-- SET EXERCISE --
Restate the full set of records exactly, word for word.

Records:
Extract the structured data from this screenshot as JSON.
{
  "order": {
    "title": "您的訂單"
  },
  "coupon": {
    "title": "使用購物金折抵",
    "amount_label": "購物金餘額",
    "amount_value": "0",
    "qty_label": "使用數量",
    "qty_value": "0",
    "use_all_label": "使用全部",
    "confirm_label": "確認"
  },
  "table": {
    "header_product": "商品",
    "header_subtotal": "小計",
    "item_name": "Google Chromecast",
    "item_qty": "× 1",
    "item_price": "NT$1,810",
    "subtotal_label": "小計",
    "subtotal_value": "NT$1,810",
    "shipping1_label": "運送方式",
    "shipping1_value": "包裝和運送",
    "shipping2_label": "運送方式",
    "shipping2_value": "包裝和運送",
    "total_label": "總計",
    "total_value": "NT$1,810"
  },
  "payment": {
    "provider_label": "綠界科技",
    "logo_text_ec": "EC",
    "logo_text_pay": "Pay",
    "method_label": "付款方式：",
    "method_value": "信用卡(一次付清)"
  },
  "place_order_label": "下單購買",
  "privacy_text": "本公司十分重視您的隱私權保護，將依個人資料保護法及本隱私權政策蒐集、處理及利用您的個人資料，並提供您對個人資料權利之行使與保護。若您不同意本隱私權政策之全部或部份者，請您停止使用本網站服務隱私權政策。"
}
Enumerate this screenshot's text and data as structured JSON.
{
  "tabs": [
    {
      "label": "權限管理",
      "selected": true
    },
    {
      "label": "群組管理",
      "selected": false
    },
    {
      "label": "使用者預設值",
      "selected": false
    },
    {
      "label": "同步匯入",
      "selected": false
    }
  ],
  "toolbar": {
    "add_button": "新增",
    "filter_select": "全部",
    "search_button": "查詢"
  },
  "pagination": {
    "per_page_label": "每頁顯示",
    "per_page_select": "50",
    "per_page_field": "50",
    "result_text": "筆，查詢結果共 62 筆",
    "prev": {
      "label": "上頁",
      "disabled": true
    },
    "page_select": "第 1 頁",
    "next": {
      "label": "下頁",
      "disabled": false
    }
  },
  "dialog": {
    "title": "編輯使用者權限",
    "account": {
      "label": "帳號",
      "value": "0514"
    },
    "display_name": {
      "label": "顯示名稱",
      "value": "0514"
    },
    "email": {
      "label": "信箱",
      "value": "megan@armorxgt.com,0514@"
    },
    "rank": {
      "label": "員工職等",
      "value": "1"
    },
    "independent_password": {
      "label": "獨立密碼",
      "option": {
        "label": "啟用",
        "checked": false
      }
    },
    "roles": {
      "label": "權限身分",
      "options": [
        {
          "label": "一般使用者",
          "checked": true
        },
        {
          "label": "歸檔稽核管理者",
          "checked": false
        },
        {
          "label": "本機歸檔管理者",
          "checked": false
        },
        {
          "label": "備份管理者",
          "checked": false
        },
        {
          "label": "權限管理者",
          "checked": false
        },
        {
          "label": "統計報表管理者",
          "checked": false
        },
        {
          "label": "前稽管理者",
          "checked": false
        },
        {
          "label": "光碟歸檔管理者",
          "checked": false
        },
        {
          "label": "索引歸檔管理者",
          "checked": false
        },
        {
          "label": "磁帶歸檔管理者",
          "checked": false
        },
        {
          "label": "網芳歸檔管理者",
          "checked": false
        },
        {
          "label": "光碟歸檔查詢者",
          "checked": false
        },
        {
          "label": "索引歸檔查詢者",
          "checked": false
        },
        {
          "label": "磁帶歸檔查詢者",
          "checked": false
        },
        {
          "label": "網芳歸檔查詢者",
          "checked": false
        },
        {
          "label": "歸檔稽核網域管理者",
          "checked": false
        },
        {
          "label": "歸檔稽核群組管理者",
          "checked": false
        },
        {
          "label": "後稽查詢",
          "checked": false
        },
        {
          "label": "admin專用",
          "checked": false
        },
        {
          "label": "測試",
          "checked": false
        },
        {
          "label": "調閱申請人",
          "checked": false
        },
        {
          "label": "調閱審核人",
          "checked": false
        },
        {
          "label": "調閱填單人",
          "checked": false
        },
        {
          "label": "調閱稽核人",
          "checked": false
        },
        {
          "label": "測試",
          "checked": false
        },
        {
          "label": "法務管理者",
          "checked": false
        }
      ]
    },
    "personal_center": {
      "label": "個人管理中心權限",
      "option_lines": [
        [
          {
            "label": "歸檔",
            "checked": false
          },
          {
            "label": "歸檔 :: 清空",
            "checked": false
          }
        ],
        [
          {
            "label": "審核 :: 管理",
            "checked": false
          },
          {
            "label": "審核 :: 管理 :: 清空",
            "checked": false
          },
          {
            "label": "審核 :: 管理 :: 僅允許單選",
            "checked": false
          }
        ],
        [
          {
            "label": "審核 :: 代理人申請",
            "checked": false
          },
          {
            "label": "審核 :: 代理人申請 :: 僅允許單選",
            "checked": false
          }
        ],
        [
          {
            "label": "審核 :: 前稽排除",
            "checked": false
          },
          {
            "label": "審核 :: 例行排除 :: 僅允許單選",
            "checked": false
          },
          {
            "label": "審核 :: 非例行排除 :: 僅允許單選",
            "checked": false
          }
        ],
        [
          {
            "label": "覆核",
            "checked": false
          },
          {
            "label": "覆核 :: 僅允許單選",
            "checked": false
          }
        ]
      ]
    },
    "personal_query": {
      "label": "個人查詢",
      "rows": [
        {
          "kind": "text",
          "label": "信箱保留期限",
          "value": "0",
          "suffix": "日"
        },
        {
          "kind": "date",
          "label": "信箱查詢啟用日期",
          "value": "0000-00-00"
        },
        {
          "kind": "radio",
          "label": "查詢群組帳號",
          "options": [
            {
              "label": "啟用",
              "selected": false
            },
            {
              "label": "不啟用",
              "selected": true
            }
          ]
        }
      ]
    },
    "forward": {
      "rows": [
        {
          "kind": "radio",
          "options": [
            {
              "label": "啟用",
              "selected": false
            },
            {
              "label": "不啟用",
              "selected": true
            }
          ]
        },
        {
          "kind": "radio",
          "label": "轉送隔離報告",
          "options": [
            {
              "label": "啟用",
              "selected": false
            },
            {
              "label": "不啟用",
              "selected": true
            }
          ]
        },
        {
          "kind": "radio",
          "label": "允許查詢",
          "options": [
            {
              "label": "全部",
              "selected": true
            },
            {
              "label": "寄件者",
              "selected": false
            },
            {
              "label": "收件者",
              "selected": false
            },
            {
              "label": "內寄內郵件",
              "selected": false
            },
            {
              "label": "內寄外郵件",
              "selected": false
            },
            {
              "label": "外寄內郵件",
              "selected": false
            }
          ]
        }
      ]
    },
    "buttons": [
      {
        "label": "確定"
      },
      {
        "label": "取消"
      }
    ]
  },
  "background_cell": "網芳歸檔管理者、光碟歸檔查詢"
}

-- RESULT FOR THIS TASK --
Extract the structured data from this screenshot as JSON.
{
  "order": {
    "title": "您的訂單"
  },
  "coupon": {
    "title": "使用購物金折抵",
    "amount_label": "購物金餘額",
    "amount_value": "0",
    "qty_label": "使用數量",
    "qty_value": "0",
    "use_all_label": "使用全部",
    "confirm_label": "確認"
  },
  "table": {
    "header_product": "商品",
    "header_subtotal": "小計",
    "item_name": "Google Chromecast",
    "item_qty": "× 1",
    "item_price": "NT$1,810",
    "subtotal_label": "小計",
    "subtotal_value": "NT$1,810",
    "shipping1_label": "運送方式",
    "shipping1_value": "包裝和運送",
    "shipping2_label": "運送方式",
    "shipping2_value": "包裝和運送",
    "total_label": "總計",
    "total_value": "NT$1,810"
  },
  "payment": {
    "provider_label": "綠界科技",
    "logo_text_ec": "EC",
    "logo_text_pay": "Pay",
    "method_label": "付款方式：",
    "method_value": "信用卡(一次付清)"
  },
  "place_order_label": "下單購買",
  "privacy_text": "本公司十分重視您的隱私權保護，將依個人資料保護法及本隱私權政策蒐集、處理及利用您的個人資料，並提供您對個人資料權利之行使與保護。若您不同意本隱私權政策之全部或部份者，請您停止使用本網站服務隱私權政策。"
}
Enumerate this screenshot's text and data as structured JSON.
{
  "tabs": [
    {
      "label": "權限管理",
      "selected": true
    },
    {
      "label": "群組管理",
      "selected": false
    },
    {
      "label": "使用者預設值",
      "selected": false
    },
    {
      "label": "同步匯入",
      "selected": false
    }
  ],
  "toolbar": {
    "add_button": "新增",
    "filter_select": "全部",
    "search_button": "查詢"
  },
  "pagination": {
    "per_page_label": "每頁顯示",
    "per_page_select": "50",
    "per_page_field": "50",
    "result_text": "筆，查詢結果共 62 筆",
    "prev": {
      "label": "上頁",
      "disabled": true
    },
    "page_select": "第 1 頁",
    "next": {
      "label": "下頁",
      "disabled": false
    }
  },
  "dialog": {
    "title": "編輯使用者權限",
    "account": {
      "label": "帳號",
      "value": "0514"
    },
    "display_name": {
      "label": "顯示名稱",
      "value": "0514"
    },
    "email": {
      "label": "信箱",
      "value": "megan@armorxgt.com,0514@"
    },
    "rank": {
      "label": "員工職等",
      "value": "1"
    },
    "independent_password": {
      "label": "獨立密碼",
      "option": {
        "label": "啟用",
        "checked": false
      }
    },
    "roles": {
      "label": "權限身分",
      "options": [
        {
          "label": "一般使用者",
          "checked": true
        },
        {
          "label": "歸檔稽核管理者",
          "checked": false
        },
        {
          "label": "本機歸檔管理者",
          "checked": false
        },
        {
          "label": "備份管理者",
          "checked": false
        },
        {
          "label": "權限管理者",
          "checked": false
        },
        {
          "label": "統計報表管理者",
          "checked": false
        },
        {
          "label": "前稽管理者",
          "checked": false
        },
        {
          "label": "光碟歸檔管理者",
          "checked": false
        },
        {
          "label": "索引歸檔管理者",
          "checked": false
        },
        {
          "label": "磁帶歸檔管理者",
          "checked": false
        },
        {
          "label": "網芳歸檔管理者",
          "checked": false
        },
        {
          "label": "光碟歸檔查詢者",
          "checked": false
        },
        {
          "label": "索引歸檔查詢者",
          "checked": false
        },
        {
          "label": "磁帶歸檔查詢者",
          "checked": false
        },
        {
          "label": "網芳歸檔查詢者",
          "checked": false
        },
        {
          "label": "歸檔稽核網域管理者",
          "checked": false
        },
        {
          "label": "歸檔稽核群組管理者",
          "checked": false
        },
        {
          "label": "後稽查詢",
          "checked": false
        },
        {
          "label": "admin專用",
          "checked": false
        },
        {
          "label": "測試",
          "checked": false
        },
        {
          "label": "調閱申請人",
          "checked": false
        },
        {
          "label": "調閱審核人",
          "checked": false
        },
        {
          "label": "調閱填單人",
          "checked": false
        },
        {
          "label": "調閱稽核人",
          "checked": false
        },
        {
          "label": "測試",
          "checked": false
        },
        {
          "label": "法務管理者",
          "checked": false
        }
      ]
    },
    "personal_center": {
      "label": "個人管理中心權限",
      "option_lines": [
        [
          {
            "label": "歸檔",
            "checked": false
          },
          {
            "label": "歸檔 :: 清空",
            "checked": false
          }
        ],
        [
          {
            "label": "審核 :: 管理",
            "checked": false
          },
          {
            "label": "審核 :: 管理 :: 清空",
            "checked": false
          },
          {
            "label": "審核 :: 管理 :: 僅允許單選",
            "checked": false
          }
        ],
        [
          {
            "label": "審核 :: 代理人申請",
            "checked": false
          },
          {
            "label": "審核 :: 代理人申請 :: 僅允許單選",
            "checked": false
          }
        ],
        [
          {
            "label": "審核 :: 前稽排除",
            "checked": false
          },
          {
            "label": "審核 :: 例行排除 :: 僅允許單選",
            "checked": false
          },
          {
            "label": "審核 :: 非例行排除 :: 僅允許單選",
            "checked": false
          }
        ],
        [
          {
            "label": "覆核",
            "checked": false
          },
          {
            "label": "覆核 :: 僅允許單選",
            "checked": false
          }
        ]
      ]
    },
    "personal_query": {
      "label": "個人查詢",
      "rows": [
        {
          "kind": "text",
          "label": "信箱保留期限",
          "value": "0",
          "suffix": "日"
        },
        {
          "kind": "date",
          "label": "信箱查詢啟用日期",
          "value": "0000-00-00"
        },
        {
          "kind": "radio",
          "label": "查詢群組帳號",
          "options": [
            {
              "label": "啟用",
              "selected": false
            },
            {
              "label": "不啟用",
              "selected": true
            }
          ]
        }
      ]
    },
    "forward": {
      "rows": [
        {
          "kind": "radio",
          "options": [
            {
              "label": "啟用",
              "selected": false
            },
            {
              "label": "不啟用",
              "selected": true
            }
          ]
        },
        {
          "kind": "radio",
          "label": "轉送隔離報告",
          "options": [
            {
              "label": "啟用",
              "selected": false
            },
            {
              "label": "不啟用",
              "selected": true
            }
          ]
        },
        {
          "kind": "radio",
          "label": "允許查詢",
          "options": [
            {
              "label": "全部",
              "selected": true
            },
            {
              "label": "寄件者",
              "selected": false
            },
            {
              "label": "收件者",
              "selected": false
            },
            {
              "label": "內寄內郵件",
              "selected": false
            },
            {
              "label": "內寄外郵件",
              "selected": false
            },
            {
              "label": "外寄內郵件",
              "selected": false
            }
          ]
        }
      ]
    },
    "buttons": [
      {
        "label": "確定"
      },
      {
        "label": "取消"
      }
    ]
  },
  "background_cell": "網芳歸檔管理者、光碟歸檔查詢"
}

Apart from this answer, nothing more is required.